_Items:_
# # # #

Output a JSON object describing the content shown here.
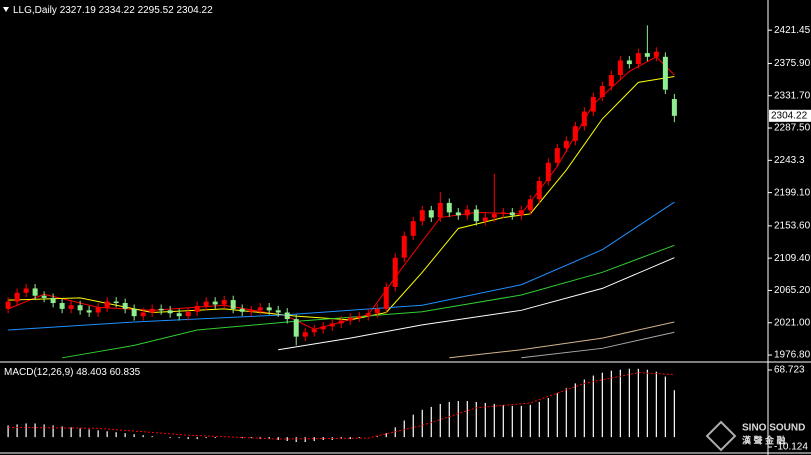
{
  "chart_data": [
    {
      "type": "candlestick",
      "title": "LLG,Daily",
      "up_color": "#ff0000",
      "down_color": "#90ee90",
      "xlim": [
        -0.9,
        84.4
      ],
      "ylim": [
        1970,
        2460
      ],
      "yticks": [
        2421.45,
        {
          "value": 2375.9,
          "label": "2375.90"
        },
        {
          "value": 2331.7,
          "label": "2331.70"
        },
        {
          "value": 2287.5,
          "label": "2287.50"
        },
        2243.3,
        {
          "value": 2199.1,
          "label": "2199.10"
        },
        {
          "value": 2153.6,
          "label": "2153.60"
        },
        {
          "value": 2109.4,
          "label": "2109.40"
        },
        {
          "value": 2065.2,
          "label": "2065.20"
        },
        {
          "value": 2021,
          "label": "2021.00"
        },
        {
          "value": 1976.8,
          "label": "1976.80"
        }
      ],
      "open": [
        2040,
        2050,
        2062,
        2068,
        2058,
        2055,
        2048,
        2040,
        2045,
        2038,
        2035,
        2042,
        2050,
        2048,
        2040,
        2030,
        2035,
        2040,
        2038,
        2034,
        2030,
        2036,
        2044,
        2050,
        2046,
        2052,
        2040,
        2036,
        2038,
        2042,
        2038,
        2035,
        2026,
        2002,
        2008,
        2012,
        2016,
        2020,
        2024,
        2028,
        2030,
        2034,
        2040,
        2070,
        2110,
        2140,
        2160,
        2175,
        2165,
        2185,
        2172,
        2168,
        2176,
        2160,
        2165,
        2170,
        2172,
        2168,
        2175,
        2190,
        2215,
        2240,
        2260,
        2270,
        2290,
        2310,
        2330,
        2345,
        2360,
        2380,
        2375,
        2390,
        2385,
        2385,
        2327.19
      ],
      "high": [
        2056,
        2068,
        2074,
        2074,
        2064,
        2061,
        2054,
        2051,
        2051,
        2044,
        2048,
        2056,
        2056,
        2054,
        2046,
        2041,
        2046,
        2046,
        2044,
        2040,
        2042,
        2050,
        2056,
        2056,
        2058,
        2058,
        2046,
        2044,
        2048,
        2048,
        2044,
        2041,
        2032,
        2014,
        2018,
        2022,
        2026,
        2030,
        2034,
        2036,
        2040,
        2046,
        2076,
        2116,
        2146,
        2166,
        2181,
        2181,
        2200,
        2191,
        2178,
        2182,
        2182,
        2171,
        2225,
        2178,
        2178,
        2181,
        2196,
        2221,
        2246,
        2266,
        2276,
        2296,
        2316,
        2336,
        2351,
        2366,
        2386,
        2386,
        2396,
        2428,
        2398,
        2391,
        2334.22
      ],
      "low": [
        2034,
        2044,
        2056,
        2052,
        2049,
        2042,
        2034,
        2034,
        2032,
        2029,
        2029,
        2036,
        2042,
        2034,
        2024,
        2024,
        2029,
        2032,
        2028,
        2024,
        2024,
        2030,
        2038,
        2040,
        2040,
        2034,
        2030,
        2030,
        2032,
        2032,
        2029,
        2020,
        1990,
        1996,
        2002,
        2006,
        2010,
        2014,
        2018,
        2022,
        2024,
        2028,
        2034,
        2064,
        2104,
        2134,
        2154,
        2159,
        2159,
        2166,
        2162,
        2162,
        2154,
        2154,
        2159,
        2164,
        2162,
        2162,
        2169,
        2184,
        2209,
        2234,
        2254,
        2264,
        2284,
        2304,
        2324,
        2339,
        2354,
        2369,
        2369,
        2379,
        2379,
        2334,
        2295.52
      ],
      "close": [
        2050,
        2062,
        2068,
        2058,
        2055,
        2048,
        2040,
        2045,
        2038,
        2035,
        2042,
        2050,
        2048,
        2040,
        2030,
        2035,
        2040,
        2038,
        2034,
        2030,
        2036,
        2044,
        2050,
        2046,
        2052,
        2040,
        2036,
        2038,
        2042,
        2038,
        2035,
        2026,
        2002,
        2008,
        2012,
        2016,
        2020,
        2024,
        2028,
        2030,
        2034,
        2040,
        2070,
        2110,
        2140,
        2160,
        2175,
        2165,
        2185,
        2172,
        2168,
        2176,
        2160,
        2165,
        2170,
        2172,
        2168,
        2175,
        2190,
        2215,
        2240,
        2260,
        2270,
        2290,
        2310,
        2330,
        2345,
        2360,
        2380,
        2375,
        2390,
        2385,
        2392,
        2340,
        2304.22
      ],
      "lines": [
        {
          "color": "#ff0000",
          "x": [
            0,
            4,
            10,
            16,
            24,
            31,
            34,
            40,
            44,
            48,
            52,
            57,
            61,
            65,
            69,
            72,
            74
          ],
          "values": [
            2040,
            2060,
            2042,
            2038,
            2045,
            2030,
            2012,
            2032,
            2100,
            2165,
            2172,
            2170,
            2235,
            2320,
            2365,
            2385,
            2360
          ]
        },
        {
          "color": "#ffff00",
          "x": [
            0,
            8,
            16,
            24,
            32,
            38,
            42,
            46,
            50,
            55,
            58,
            62,
            66,
            70,
            74
          ],
          "values": [
            2052,
            2055,
            2035,
            2040,
            2030,
            2025,
            2035,
            2090,
            2150,
            2165,
            2170,
            2230,
            2300,
            2350,
            2358
          ]
        },
        {
          "color": "#1e90ff",
          "x": [
            0,
            14,
            31,
            46,
            57,
            66,
            74
          ],
          "values": [
            2011,
            2022,
            2032,
            2045,
            2073,
            2121,
            2186
          ]
        },
        {
          "color": "#32cd32",
          "x": [
            6,
            14,
            21,
            31,
            46,
            57,
            66,
            74
          ],
          "values": [
            1973,
            1990,
            2011,
            2022,
            2036,
            2059,
            2090,
            2127
          ]
        },
        {
          "color": "#ffffff",
          "x": [
            30,
            38,
            46,
            57,
            66,
            74
          ],
          "values": [
            1984,
            2000,
            2018,
            2038,
            2068,
            2110
          ]
        },
        {
          "color": "#d2b48c",
          "x": [
            49,
            57,
            66,
            74
          ],
          "values": [
            1973,
            1984,
            2000,
            2022
          ]
        },
        {
          "color": "#a9a9a9",
          "x": [
            57,
            66,
            74
          ],
          "values": [
            1973,
            1986,
            2008
          ]
        }
      ]
    },
    {
      "type": "macd",
      "title": "MACD(12,26,9)",
      "readout": [
        48.403,
        60.835
      ],
      "xlim": [
        -0.9,
        84.4
      ],
      "ylim": [
        -15.24,
        73.84
      ],
      "yticks": [
        68.723,
        -10.124
      ],
      "bar_color": "#ffffff",
      "signal_color": "#ff0000",
      "values": [
        12,
        13,
        14,
        14,
        13,
        12,
        11,
        10,
        9,
        8,
        7,
        6,
        5,
        4,
        3,
        2,
        1,
        0,
        -1,
        -1,
        -2,
        -2,
        -1,
        -1,
        0,
        0,
        -1,
        -1,
        -2,
        -2,
        -3,
        -4,
        -5,
        -5,
        -4,
        -3,
        -3,
        -2,
        -2,
        -1,
        0,
        1,
        4,
        10,
        17,
        23,
        28,
        31,
        34,
        36,
        37,
        37,
        36,
        35,
        34,
        33,
        32,
        32,
        33,
        36,
        40,
        45,
        50,
        55,
        59,
        63,
        66,
        68,
        69,
        70,
        70,
        69,
        67,
        62,
        48
      ],
      "signal": {
        "x": [
          0,
          10,
          20,
          30,
          40,
          46,
          52,
          58,
          64,
          70,
          74
        ],
        "values": [
          10,
          9,
          2,
          -2,
          -1,
          12,
          30,
          35,
          55,
          66,
          64
        ]
      }
    }
  ],
  "watermark": {
    "name": "SINO SOUND",
    "name_zh": "漢 聲 金 融"
  }
}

# # # #

_Task details:_ The records above should be reproduced exactly, with no pictures included.

_Reply to the exercise:_
Output a JSON object describing the content shown here.
{
  "chart_data": [
    {
      "type": "candlestick",
      "title": "LLG,Daily",
      "up_color": "#ff0000",
      "down_color": "#90ee90",
      "xlim": [
        -0.9,
        84.4
      ],
      "ylim": [
        1970,
        2460
      ],
      "yticks": [
        2421.45,
        {
          "value": 2375.9,
          "label": "2375.90"
        },
        {
          "value": 2331.7,
          "label": "2331.70"
        },
        {
          "value": 2287.5,
          "label": "2287.50"
        },
        2243.3,
        {
          "value": 2199.1,
          "label": "2199.10"
        },
        {
          "value": 2153.6,
          "label": "2153.60"
        },
        {
          "value": 2109.4,
          "label": "2109.40"
        },
        {
          "value": 2065.2,
          "label": "2065.20"
        },
        {
          "value": 2021,
          "label": "2021.00"
        },
        {
          "value": 1976.8,
          "label": "1976.80"
        }
      ],
      "open": [
        2040,
        2050,
        2062,
        2068,
        2058,
        2055,
        2048,
        2040,
        2045,
        2038,
        2035,
        2042,
        2050,
        2048,
        2040,
        2030,
        2035,
        2040,
        2038,
        2034,
        2030,
        2036,
        2044,
        2050,
        2046,
        2052,
        2040,
        2036,
        2038,
        2042,
        2038,
        2035,
        2026,
        2002,
        2008,
        2012,
        2016,
        2020,
        2024,
        2028,
        2030,
        2034,
        2040,
        2070,
        2110,
        2140,
        2160,
        2175,
        2165,
        2185,
        2172,
        2168,
        2176,
        2160,
        2165,
        2170,
        2172,
        2168,
        2175,
        2190,
        2215,
        2240,
        2260,
        2270,
        2290,
        2310,
        2330,
        2345,
        2360,
        2380,
        2375,
        2390,
        2385,
        2385,
        2327.19
      ],
      "high": [
        2056,
        2068,
        2074,
        2074,
        2064,
        2061,
        2054,
        2051,
        2051,
        2044,
        2048,
        2056,
        2056,
        2054,
        2046,
        2041,
        2046,
        2046,
        2044,
        2040,
        2042,
        2050,
        2056,
        2056,
        2058,
        2058,
        2046,
        2044,
        2048,
        2048,
        2044,
        2041,
        2032,
        2014,
        2018,
        2022,
        2026,
        2030,
        2034,
        2036,
        2040,
        2046,
        2076,
        2116,
        2146,
        2166,
        2181,
        2181,
        2200,
        2191,
        2178,
        2182,
        2182,
        2171,
        2225,
        2178,
        2178,
        2181,
        2196,
        2221,
        2246,
        2266,
        2276,
        2296,
        2316,
        2336,
        2351,
        2366,
        2386,
        2386,
        2396,
        2428,
        2398,
        2391,
        2334.22
      ],
      "low": [
        2034,
        2044,
        2056,
        2052,
        2049,
        2042,
        2034,
        2034,
        2032,
        2029,
        2029,
        2036,
        2042,
        2034,
        2024,
        2024,
        2029,
        2032,
        2028,
        2024,
        2024,
        2030,
        2038,
        2040,
        2040,
        2034,
        2030,
        2030,
        2032,
        2032,
        2029,
        2020,
        1990,
        1996,
        2002,
        2006,
        2010,
        2014,
        2018,
        2022,
        2024,
        2028,
        2034,
        2064,
        2104,
        2134,
        2154,
        2159,
        2159,
        2166,
        2162,
        2162,
        2154,
        2154,
        2159,
        2164,
        2162,
        2162,
        2169,
        2184,
        2209,
        2234,
        2254,
        2264,
        2284,
        2304,
        2324,
        2339,
        2354,
        2369,
        2369,
        2379,
        2379,
        2334,
        2295.52
      ],
      "close": [
        2050,
        2062,
        2068,
        2058,
        2055,
        2048,
        2040,
        2045,
        2038,
        2035,
        2042,
        2050,
        2048,
        2040,
        2030,
        2035,
        2040,
        2038,
        2034,
        2030,
        2036,
        2044,
        2050,
        2046,
        2052,
        2040,
        2036,
        2038,
        2042,
        2038,
        2035,
        2026,
        2002,
        2008,
        2012,
        2016,
        2020,
        2024,
        2028,
        2030,
        2034,
        2040,
        2070,
        2110,
        2140,
        2160,
        2175,
        2165,
        2185,
        2172,
        2168,
        2176,
        2160,
        2165,
        2170,
        2172,
        2168,
        2175,
        2190,
        2215,
        2240,
        2260,
        2270,
        2290,
        2310,
        2330,
        2345,
        2360,
        2380,
        2375,
        2390,
        2385,
        2392,
        2340,
        2304.22
      ],
      "lines": [
        {
          "color": "#ff0000",
          "x": [
            0,
            4,
            10,
            16,
            24,
            31,
            34,
            40,
            44,
            48,
            52,
            57,
            61,
            65,
            69,
            72,
            74
          ],
          "values": [
            2040,
            2060,
            2042,
            2038,
            2045,
            2030,
            2012,
            2032,
            2100,
            2165,
            2172,
            2170,
            2235,
            2320,
            2365,
            2385,
            2360
          ]
        },
        {
          "color": "#ffff00",
          "x": [
            0,
            8,
            16,
            24,
            32,
            38,
            42,
            46,
            50,
            55,
            58,
            62,
            66,
            70,
            74
          ],
          "values": [
            2052,
            2055,
            2035,
            2040,
            2030,
            2025,
            2035,
            2090,
            2150,
            2165,
            2170,
            2230,
            2300,
            2350,
            2358
          ]
        },
        {
          "color": "#1e90ff",
          "x": [
            0,
            14,
            31,
            46,
            57,
            66,
            74
          ],
          "values": [
            2011,
            2022,
            2032,
            2045,
            2073,
            2121,
            2186
          ]
        },
        {
          "color": "#32cd32",
          "x": [
            6,
            14,
            21,
            31,
            46,
            57,
            66,
            74
          ],
          "values": [
            1973,
            1990,
            2011,
            2022,
            2036,
            2059,
            2090,
            2127
          ]
        },
        {
          "color": "#ffffff",
          "x": [
            30,
            38,
            46,
            57,
            66,
            74
          ],
          "values": [
            1984,
            2000,
            2018,
            2038,
            2068,
            2110
          ]
        },
        {
          "color": "#d2b48c",
          "x": [
            49,
            57,
            66,
            74
          ],
          "values": [
            1973,
            1984,
            2000,
            2022
          ]
        },
        {
          "color": "#a9a9a9",
          "x": [
            57,
            66,
            74
          ],
          "values": [
            1973,
            1986,
            2008
          ]
        }
      ]
    },
    {
      "type": "macd",
      "title": "MACD(12,26,9)",
      "readout": [
        48.403,
        60.835
      ],
      "xlim": [
        -0.9,
        84.4
      ],
      "ylim": [
        -15.24,
        73.84
      ],
      "yticks": [
        68.723,
        -10.124
      ],
      "bar_color": "#ffffff",
      "signal_color": "#ff0000",
      "values": [
        12,
        13,
        14,
        14,
        13,
        12,
        11,
        10,
        9,
        8,
        7,
        6,
        5,
        4,
        3,
        2,
        1,
        0,
        -1,
        -1,
        -2,
        -2,
        -1,
        -1,
        0,
        0,
        -1,
        -1,
        -2,
        -2,
        -3,
        -4,
        -5,
        -5,
        -4,
        -3,
        -3,
        -2,
        -2,
        -1,
        0,
        1,
        4,
        10,
        17,
        23,
        28,
        31,
        34,
        36,
        37,
        37,
        36,
        35,
        34,
        33,
        32,
        32,
        33,
        36,
        40,
        45,
        50,
        55,
        59,
        63,
        66,
        68,
        69,
        70,
        70,
        69,
        67,
        62,
        48
      ],
      "signal": {
        "x": [
          0,
          10,
          20,
          30,
          40,
          46,
          52,
          58,
          64,
          70,
          74
        ],
        "values": [
          10,
          9,
          2,
          -2,
          -1,
          12,
          30,
          35,
          55,
          66,
          64
        ]
      }
    }
  ],
  "watermark": {
    "name": "SINO SOUND",
    "name_zh": "漢 聲 金 融"
  }
}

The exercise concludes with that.